● Set problem: Every entry that follows should be repeated exactly; drop the images.

● Data for the task:
────────
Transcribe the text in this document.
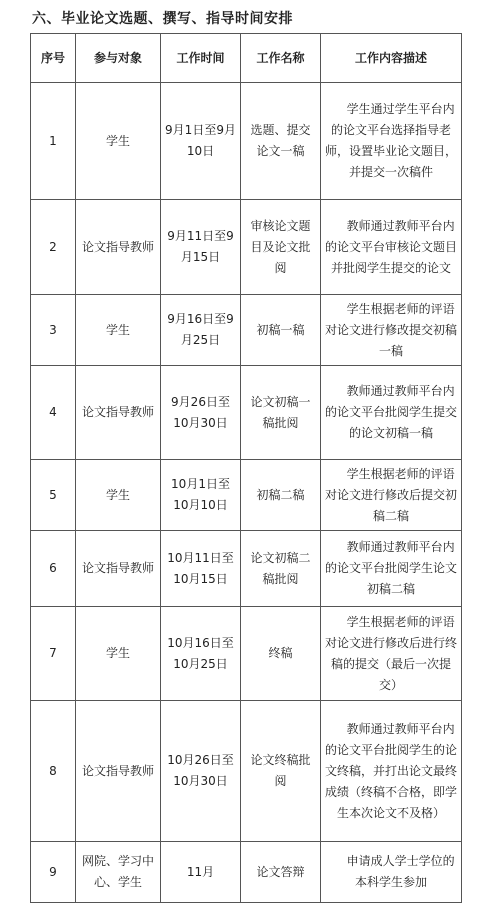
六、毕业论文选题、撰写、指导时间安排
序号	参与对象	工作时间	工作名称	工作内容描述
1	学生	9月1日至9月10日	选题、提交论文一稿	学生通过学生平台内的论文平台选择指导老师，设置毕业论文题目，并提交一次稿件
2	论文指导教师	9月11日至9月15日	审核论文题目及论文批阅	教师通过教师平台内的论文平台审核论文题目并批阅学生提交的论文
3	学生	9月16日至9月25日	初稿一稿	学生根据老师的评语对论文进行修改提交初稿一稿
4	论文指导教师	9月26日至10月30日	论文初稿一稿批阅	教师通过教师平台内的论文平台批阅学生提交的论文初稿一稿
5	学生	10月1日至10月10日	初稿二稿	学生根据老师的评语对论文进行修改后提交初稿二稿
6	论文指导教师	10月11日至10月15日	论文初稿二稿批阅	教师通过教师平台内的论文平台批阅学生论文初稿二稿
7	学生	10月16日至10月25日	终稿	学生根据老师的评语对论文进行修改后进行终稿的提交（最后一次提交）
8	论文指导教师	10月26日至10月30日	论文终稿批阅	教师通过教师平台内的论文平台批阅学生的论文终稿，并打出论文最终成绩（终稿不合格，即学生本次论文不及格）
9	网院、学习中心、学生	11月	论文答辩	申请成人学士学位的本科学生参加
────────
● Result below:
Transcribe the text in this document.
六、毕业论文选题、撰写、指导时间安排
序号	参与对象	工作时间	工作名称	工作内容描述
1	学生	9月1日至9月10日	选题、提交论文一稿	学生通过学生平台内的论文平台选择指导老师，设置毕业论文题目，并提交一次稿件
2	论文指导教师	9月11日至9月15日	审核论文题目及论文批阅	教师通过教师平台内的论文平台审核论文题目并批阅学生提交的论文
3	学生	9月16日至9月25日	初稿一稿	学生根据老师的评语对论文进行修改提交初稿一稿
4	论文指导教师	9月26日至10月30日	论文初稿一稿批阅	教师通过教师平台内的论文平台批阅学生提交的论文初稿一稿
5	学生	10月1日至10月10日	初稿二稿	学生根据老师的评语对论文进行修改后提交初稿二稿
6	论文指导教师	10月11日至10月15日	论文初稿二稿批阅	教师通过教师平台内的论文平台批阅学生论文初稿二稿
7	学生	10月16日至10月25日	终稿	学生根据老师的评语对论文进行修改后进行终稿的提交（最后一次提交）
8	论文指导教师	10月26日至10月30日	论文终稿批阅	教师通过教师平台内的论文平台批阅学生的论文终稿，并打出论文最终成绩（终稿不合格，即学生本次论文不及格）
9	网院、学习中心、学生	11月	论文答辩	申请成人学士学位的本科学生参加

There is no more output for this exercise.